§ **What is being asked**
Set the listing down unchanged, minus every embedded image.

§ **Exercise input**
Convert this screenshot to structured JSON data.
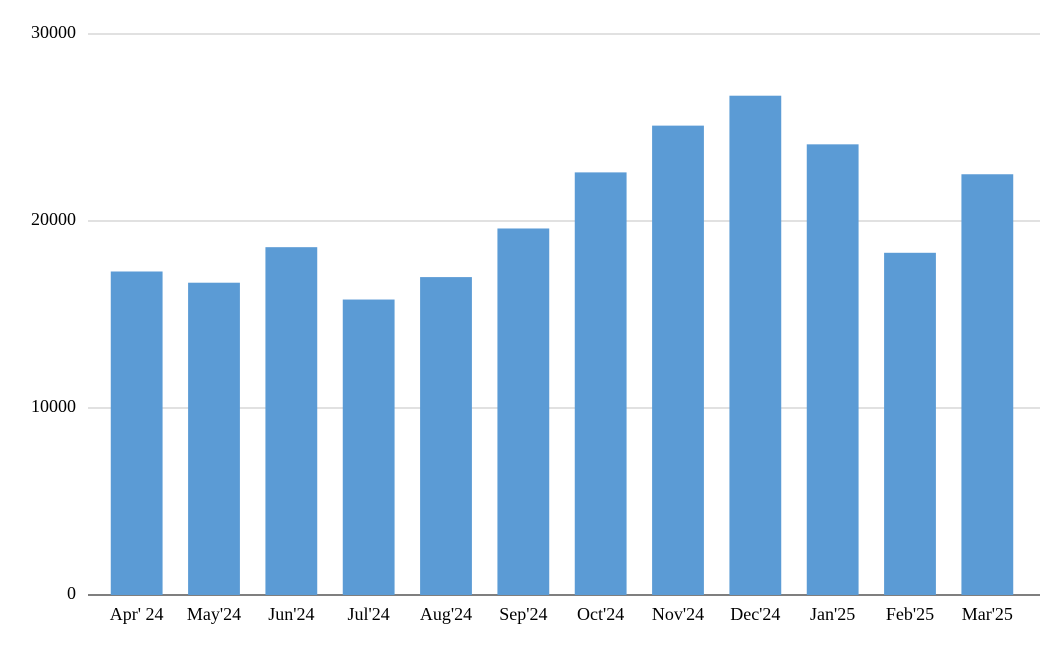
{
  "chart_data": {
    "type": "bar",
    "categories": [
      "Apr' 24",
      "May'24",
      "Jun'24",
      "Jul'24",
      "Aug'24",
      "Sep'24",
      "Oct'24",
      "Nov'24",
      "Dec'24",
      "Jan'25",
      "Feb'25",
      "Mar'25"
    ],
    "values": [
      17300,
      16700,
      18600,
      15800,
      17000,
      19600,
      22600,
      25100,
      26700,
      24100,
      18300,
      22500
    ],
    "color": "#5b9bd5",
    "ylim": [
      0,
      30000
    ],
    "yticks": [
      0,
      10000,
      20000,
      30000
    ],
    "grid": true
  }
}
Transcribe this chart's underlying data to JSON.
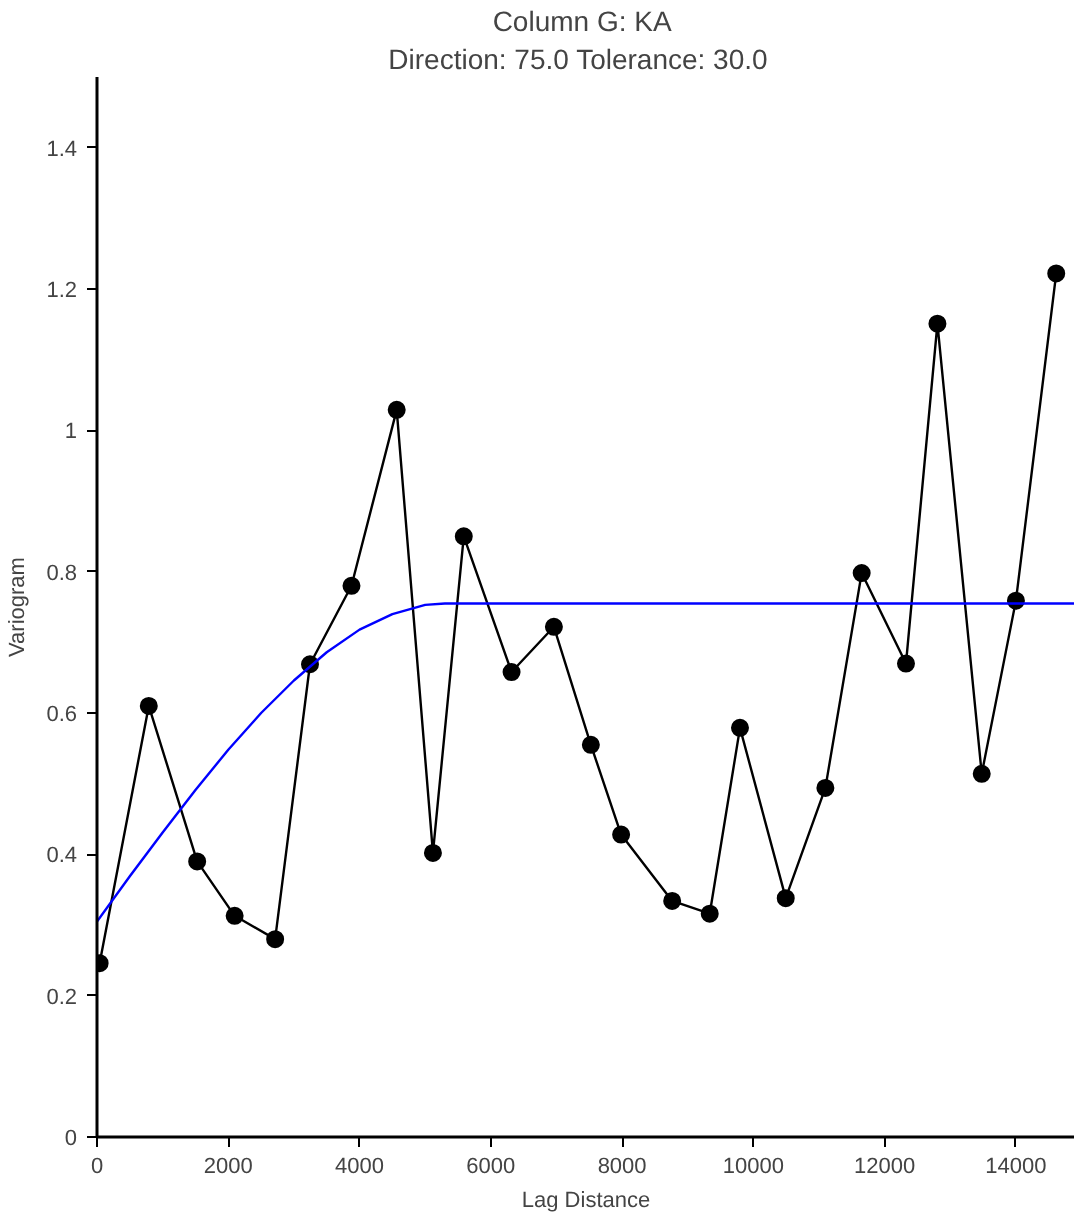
{
  "chart_data": {
    "type": "line",
    "title": "Column G:  KA",
    "subtitle": "Direction: 75.0   Tolerance: 30.0",
    "xlabel": "Lag Distance",
    "ylabel": "Variogram",
    "xlim": [
      0,
      14900
    ],
    "xticks": [
      0,
      2000,
      4000,
      6000,
      8000,
      10000,
      12000,
      14000
    ],
    "ylim": [
      0,
      1.5
    ],
    "yticks": [
      0,
      0.2,
      0.4,
      0.6,
      0.8,
      1,
      1.2,
      1.4
    ],
    "grid": false,
    "line_style": "solid",
    "series": [
      {
        "color": "#000000",
        "marker": "circle",
        "x": [
          40,
          789,
          1526,
          2097,
          2714,
          3245,
          3877,
          4566,
          5118,
          5588,
          6316,
          6961,
          7524,
          7985,
          8763,
          9335,
          9796,
          10493,
          11097,
          11650,
          12325,
          12804,
          13479,
          14000,
          14614
        ],
        "values": [
          0.246,
          0.61,
          0.39,
          0.313,
          0.28,
          0.669,
          0.78,
          1.029,
          0.402,
          0.85,
          0.658,
          0.722,
          0.555,
          0.428,
          0.334,
          0.316,
          0.579,
          0.338,
          0.494,
          0.798,
          0.67,
          1.151,
          0.514,
          0.759,
          1.222
        ]
      },
      {
        "color": "#0000ff",
        "marker": "none",
        "x": [
          0,
          500,
          1000,
          1500,
          2000,
          2500,
          3000,
          3500,
          4000,
          4500,
          5000,
          5300,
          14900
        ],
        "values": [
          0.305,
          0.369,
          0.431,
          0.491,
          0.548,
          0.6,
          0.646,
          0.686,
          0.718,
          0.74,
          0.753,
          0.755,
          0.755
        ]
      }
    ]
  }
}
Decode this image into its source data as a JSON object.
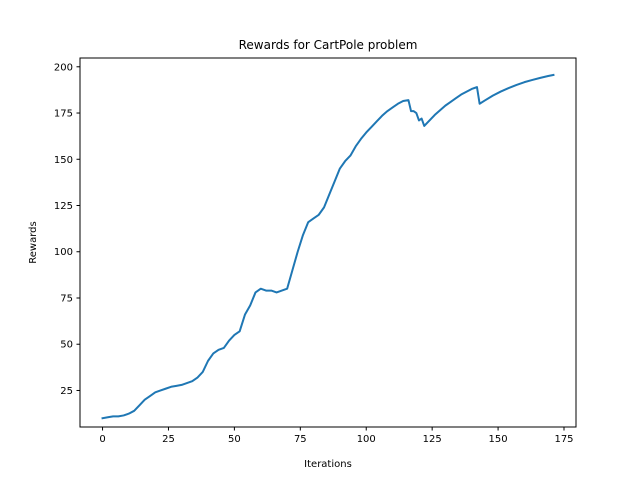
{
  "chart_data": {
    "type": "line",
    "title": "Rewards for CartPole problem",
    "xlabel": "Iterations",
    "ylabel": "Rewards",
    "xlim": [
      -8.55,
      179.55
    ],
    "ylim": [
      5.25,
      204.75
    ],
    "xticks": [
      0,
      25,
      50,
      75,
      100,
      125,
      150,
      175
    ],
    "yticks": [
      25,
      50,
      75,
      100,
      125,
      150,
      175,
      200
    ],
    "grid": false,
    "line_color": "#1f77b4",
    "series": [
      {
        "x": [
          0,
          2,
          4,
          6,
          8,
          10,
          12,
          14,
          16,
          18,
          20,
          22,
          24,
          26,
          28,
          30,
          32,
          34,
          36,
          38,
          40,
          42,
          44,
          46,
          48,
          50,
          52,
          54,
          56,
          58,
          60,
          62,
          64,
          66,
          68,
          70,
          72,
          74,
          76,
          78,
          80,
          82,
          84,
          86,
          88,
          90,
          92,
          94,
          96,
          98,
          100,
          102,
          104,
          106,
          108,
          110,
          112,
          114,
          116,
          117,
          118,
          119,
          120,
          121,
          122,
          124,
          126,
          128,
          130,
          132,
          134,
          136,
          138,
          140,
          142,
          143,
          145,
          148,
          151,
          154,
          157,
          160,
          163,
          166,
          169,
          171
        ],
        "y": [
          10,
          10.5,
          11,
          11,
          11.5,
          12.5,
          14,
          17,
          20,
          22,
          24,
          25,
          26,
          27,
          27.5,
          28,
          29,
          30,
          32,
          35,
          41,
          45,
          47,
          48,
          52,
          55,
          57,
          66,
          71,
          78,
          80,
          79,
          79,
          78,
          79,
          80,
          90,
          100,
          109,
          116,
          118,
          120,
          124,
          131,
          138,
          145,
          149,
          152,
          157,
          161,
          164.5,
          167.5,
          170.5,
          173.5,
          176,
          178,
          180,
          181.5,
          182,
          176,
          176,
          175,
          171,
          172,
          168,
          171,
          174,
          176.5,
          179,
          181,
          183,
          185,
          186.5,
          188,
          189,
          180,
          181.8,
          184.4,
          186.6,
          188.5,
          190.2,
          191.7,
          192.9,
          194,
          195,
          195.6
        ]
      }
    ]
  }
}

§ **The result**
Convert this screenshot to structured JSON data.
{
  "chart_data": {
    "type": "bar",
    "categories": [
      "Apr' 24",
      "May'24",
      "Jun'24",
      "Jul'24",
      "Aug'24",
      "Sep'24",
      "Oct'24",
      "Nov'24",
      "Dec'24",
      "Jan'25",
      "Feb'25",
      "Mar'25"
    ],
    "values": [
      17300,
      16700,
      18600,
      15800,
      17000,
      19600,
      22600,
      25100,
      26700,
      24100,
      18300,
      22500
    ],
    "color": "#5b9bd5",
    "ylim": [
      0,
      30000
    ],
    "yticks": [
      0,
      10000,
      20000,
      30000
    ],
    "grid": true
  }
}
Transcribe this chart's underlying data to JSON.
{
  "chart_data": {
    "type": "line",
    "title": "Column G:  KA",
    "subtitle": "Direction: 75.0   Tolerance: 30.0",
    "xlabel": "Lag Distance",
    "ylabel": "Variogram",
    "xlim": [
      0,
      14900
    ],
    "xticks": [
      0,
      2000,
      4000,
      6000,
      8000,
      10000,
      12000,
      14000
    ],
    "ylim": [
      0,
      1.5
    ],
    "yticks": [
      0,
      0.2,
      0.4,
      0.6,
      0.8,
      1,
      1.2,
      1.4
    ],
    "grid": false,
    "line_style": "solid",
    "series": [
      {
        "color": "#000000",
        "marker": "circle",
        "x": [
          40,
          789,
          1526,
          2097,
          2714,
          3245,
          3877,
          4566,
          5118,
          5588,
          6316,
          6961,
          7524,
          7985,
          8763,
          9335,
          9796,
          10493,
          11097,
          11650,
          12325,
          12804,
          13479,
          14000,
          14614
        ],
        "values": [
          0.246,
          0.61,
          0.39,
          0.313,
          0.28,
          0.669,
          0.78,
          1.029,
          0.402,
          0.85,
          0.658,
          0.722,
          0.555,
          0.428,
          0.334,
          0.316,
          0.579,
          0.338,
          0.494,
          0.798,
          0.67,
          1.151,
          0.514,
          0.759,
          1.222
        ]
      },
      {
        "color": "#0000ff",
        "marker": "none",
        "x": [
          0,
          500,
          1000,
          1500,
          2000,
          2500,
          3000,
          3500,
          4000,
          4500,
          5000,
          5300,
          14900
        ],
        "values": [
          0.305,
          0.369,
          0.431,
          0.491,
          0.548,
          0.6,
          0.646,
          0.686,
          0.718,
          0.74,
          0.753,
          0.755,
          0.755
        ]
      }
    ]
  }
}
Decode this image into its source data as a JSON object.
{
  "chart_data": {
    "type": "line",
    "title": "Rewards for CartPole problem",
    "xlabel": "Iterations",
    "ylabel": "Rewards",
    "xlim": [
      -8.55,
      179.55
    ],
    "ylim": [
      5.25,
      204.75
    ],
    "xticks": [
      0,
      25,
      50,
      75,
      100,
      125,
      150,
      175
    ],
    "yticks": [
      25,
      50,
      75,
      100,
      125,
      150,
      175,
      200
    ],
    "grid": false,
    "line_color": "#1f77b4",
    "series": [
      {
        "x": [
          0,
          2,
          4,
          6,
          8,
          10,
          12,
          14,
          16,
          18,
          20,
          22,
          24,
          26,
          28,
          30,
          32,
          34,
          36,
          38,
          40,
          42,
          44,
          46,
          48,
          50,
          52,
          54,
          56,
          58,
          60,
          62,
          64,
          66,
          68,
          70,
          72,
          74,
          76,
          78,
          80,
          82,
          84,
          86,
          88,
          90,
          92,
          94,
          96,
          98,
          100,
          102,
          104,
          106,
          108,
          110,
          112,
          114,
          116,
          117,
          118,
          119,
          120,
          121,
          122,
          124,
          126,
          128,
          130,
          132,
          134,
          136,
          138,
          140,
          142,
          143,
          145,
          148,
          151,
          154,
          157,
          160,
          163,
          166,
          169,
          171
        ],
        "y": [
          10,
          10.5,
          11,
          11,
          11.5,
          12.5,
          14,
          17,
          20,
          22,
          24,
          25,
          26,
          27,
          27.5,
          28,
          29,
          30,
          32,
          35,
          41,
          45,
          47,
          48,
          52,
          55,
          57,
          66,
          71,
          78,
          80,
          79,
          79,
          78,
          79,
          80,
          90,
          100,
          109,
          116,
          118,
          120,
          124,
          131,
          138,
          145,
          149,
          152,
          157,
          161,
          164.5,
          167.5,
          170.5,
          173.5,
          176,
          178,
          180,
          181.5,
          182,
          176,
          176,
          175,
          171,
          172,
          168,
          171,
          174,
          176.5,
          179,
          181,
          183,
          185,
          186.5,
          188,
          189,
          180,
          181.8,
          184.4,
          186.6,
          188.5,
          190.2,
          191.7,
          192.9,
          194,
          195,
          195.6
        ]
      }
    ]
  }
}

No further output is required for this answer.